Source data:
=======
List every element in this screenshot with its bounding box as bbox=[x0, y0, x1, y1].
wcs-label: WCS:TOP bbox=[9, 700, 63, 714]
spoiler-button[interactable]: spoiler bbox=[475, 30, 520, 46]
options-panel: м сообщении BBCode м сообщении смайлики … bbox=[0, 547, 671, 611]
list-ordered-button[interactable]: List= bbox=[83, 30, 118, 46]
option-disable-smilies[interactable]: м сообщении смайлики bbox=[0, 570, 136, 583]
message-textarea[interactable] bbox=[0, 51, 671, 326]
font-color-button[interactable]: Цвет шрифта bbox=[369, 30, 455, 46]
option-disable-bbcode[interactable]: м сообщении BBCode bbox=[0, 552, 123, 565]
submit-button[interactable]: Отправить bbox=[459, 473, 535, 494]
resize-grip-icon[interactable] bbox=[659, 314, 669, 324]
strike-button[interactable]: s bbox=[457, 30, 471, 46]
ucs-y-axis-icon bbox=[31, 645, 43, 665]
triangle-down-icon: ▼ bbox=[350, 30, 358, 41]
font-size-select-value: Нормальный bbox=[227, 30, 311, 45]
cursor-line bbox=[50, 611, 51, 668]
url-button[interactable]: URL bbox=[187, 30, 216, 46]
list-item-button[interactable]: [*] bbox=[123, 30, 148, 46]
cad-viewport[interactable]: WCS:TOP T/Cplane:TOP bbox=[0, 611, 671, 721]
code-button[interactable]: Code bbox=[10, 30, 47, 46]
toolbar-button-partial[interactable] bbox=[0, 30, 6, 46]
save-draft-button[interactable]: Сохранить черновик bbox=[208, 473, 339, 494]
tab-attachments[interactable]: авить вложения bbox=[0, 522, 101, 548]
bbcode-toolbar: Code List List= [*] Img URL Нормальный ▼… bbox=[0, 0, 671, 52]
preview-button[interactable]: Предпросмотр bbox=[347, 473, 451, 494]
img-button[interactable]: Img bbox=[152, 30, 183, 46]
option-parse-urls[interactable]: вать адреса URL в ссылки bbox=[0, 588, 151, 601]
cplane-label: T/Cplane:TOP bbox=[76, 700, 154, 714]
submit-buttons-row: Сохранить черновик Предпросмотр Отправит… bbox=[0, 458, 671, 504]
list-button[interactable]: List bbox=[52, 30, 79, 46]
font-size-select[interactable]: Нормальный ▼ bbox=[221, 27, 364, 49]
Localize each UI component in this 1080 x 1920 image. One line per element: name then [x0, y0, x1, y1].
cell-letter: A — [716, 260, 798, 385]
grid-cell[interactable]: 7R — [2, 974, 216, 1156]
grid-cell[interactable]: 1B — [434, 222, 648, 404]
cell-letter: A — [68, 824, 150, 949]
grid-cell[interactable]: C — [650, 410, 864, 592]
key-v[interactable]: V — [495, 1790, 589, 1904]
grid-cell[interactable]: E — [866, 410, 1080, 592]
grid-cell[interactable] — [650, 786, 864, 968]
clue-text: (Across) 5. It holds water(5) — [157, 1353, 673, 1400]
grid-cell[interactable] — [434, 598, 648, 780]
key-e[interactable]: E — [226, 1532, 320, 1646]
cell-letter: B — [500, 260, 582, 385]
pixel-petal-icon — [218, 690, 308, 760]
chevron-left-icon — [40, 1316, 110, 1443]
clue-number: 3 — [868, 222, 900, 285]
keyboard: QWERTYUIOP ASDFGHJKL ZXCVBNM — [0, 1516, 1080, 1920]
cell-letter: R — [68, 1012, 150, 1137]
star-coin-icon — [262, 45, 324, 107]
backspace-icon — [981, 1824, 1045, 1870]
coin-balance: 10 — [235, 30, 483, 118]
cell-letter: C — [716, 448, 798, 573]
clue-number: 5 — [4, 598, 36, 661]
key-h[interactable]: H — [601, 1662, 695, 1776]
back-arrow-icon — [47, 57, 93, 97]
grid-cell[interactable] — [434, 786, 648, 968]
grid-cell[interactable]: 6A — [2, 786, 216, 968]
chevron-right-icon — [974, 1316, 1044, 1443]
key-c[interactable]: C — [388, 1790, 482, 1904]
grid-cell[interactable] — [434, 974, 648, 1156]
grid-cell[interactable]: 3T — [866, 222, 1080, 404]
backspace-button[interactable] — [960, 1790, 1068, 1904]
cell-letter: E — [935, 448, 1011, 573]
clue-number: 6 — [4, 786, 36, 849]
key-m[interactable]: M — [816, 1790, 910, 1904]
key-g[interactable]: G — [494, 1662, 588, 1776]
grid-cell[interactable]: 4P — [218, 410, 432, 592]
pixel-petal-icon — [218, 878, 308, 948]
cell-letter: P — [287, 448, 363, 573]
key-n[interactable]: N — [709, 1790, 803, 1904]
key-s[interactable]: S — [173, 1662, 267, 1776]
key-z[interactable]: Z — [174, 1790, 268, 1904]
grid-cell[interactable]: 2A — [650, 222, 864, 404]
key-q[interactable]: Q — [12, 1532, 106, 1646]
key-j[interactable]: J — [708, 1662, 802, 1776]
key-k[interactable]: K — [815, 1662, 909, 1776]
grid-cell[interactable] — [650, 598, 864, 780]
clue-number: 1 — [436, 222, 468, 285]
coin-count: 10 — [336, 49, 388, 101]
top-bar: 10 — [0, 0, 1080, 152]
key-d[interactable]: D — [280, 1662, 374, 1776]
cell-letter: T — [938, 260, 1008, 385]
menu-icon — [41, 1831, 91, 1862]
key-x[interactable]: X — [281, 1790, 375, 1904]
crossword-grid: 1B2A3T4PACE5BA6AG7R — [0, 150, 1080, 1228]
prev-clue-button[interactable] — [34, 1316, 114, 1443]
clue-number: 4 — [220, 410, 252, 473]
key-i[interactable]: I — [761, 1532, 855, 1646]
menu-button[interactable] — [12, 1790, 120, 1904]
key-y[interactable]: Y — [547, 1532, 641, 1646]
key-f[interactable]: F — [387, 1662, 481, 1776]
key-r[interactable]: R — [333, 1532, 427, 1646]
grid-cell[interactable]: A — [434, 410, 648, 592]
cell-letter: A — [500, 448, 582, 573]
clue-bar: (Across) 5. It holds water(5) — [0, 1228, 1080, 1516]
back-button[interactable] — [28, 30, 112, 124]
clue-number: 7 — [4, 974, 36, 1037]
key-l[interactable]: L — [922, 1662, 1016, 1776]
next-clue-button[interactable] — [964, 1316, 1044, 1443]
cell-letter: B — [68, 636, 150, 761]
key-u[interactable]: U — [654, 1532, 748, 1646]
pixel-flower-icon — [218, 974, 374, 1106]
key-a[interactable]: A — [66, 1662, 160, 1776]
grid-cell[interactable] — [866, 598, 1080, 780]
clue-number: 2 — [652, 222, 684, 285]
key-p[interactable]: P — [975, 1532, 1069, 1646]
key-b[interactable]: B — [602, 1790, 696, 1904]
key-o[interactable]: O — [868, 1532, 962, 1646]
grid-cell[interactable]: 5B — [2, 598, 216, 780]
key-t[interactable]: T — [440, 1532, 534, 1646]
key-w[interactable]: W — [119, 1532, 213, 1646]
=======
Copy the items word for word, beginning with the first line and continuing through the line containing "triangle-down-icon: ▼ bbox=[350, 30, 358, 41]". Include both the first line and that line.

In response:
List every element in this screenshot with its bounding box as bbox=[x0, y0, x1, y1].
wcs-label: WCS:TOP bbox=[9, 700, 63, 714]
spoiler-button[interactable]: spoiler bbox=[475, 30, 520, 46]
options-panel: м сообщении BBCode м сообщении смайлики … bbox=[0, 547, 671, 611]
list-ordered-button[interactable]: List= bbox=[83, 30, 118, 46]
option-disable-smilies[interactable]: м сообщении смайлики bbox=[0, 570, 136, 583]
message-textarea[interactable] bbox=[0, 51, 671, 326]
font-color-button[interactable]: Цвет шрифта bbox=[369, 30, 455, 46]
option-disable-bbcode[interactable]: м сообщении BBCode bbox=[0, 552, 123, 565]
submit-button[interactable]: Отправить bbox=[459, 473, 535, 494]
resize-grip-icon[interactable] bbox=[659, 314, 669, 324]
strike-button[interactable]: s bbox=[457, 30, 471, 46]
ucs-y-axis-icon bbox=[31, 645, 43, 665]
triangle-down-icon: ▼ bbox=[350, 30, 358, 41]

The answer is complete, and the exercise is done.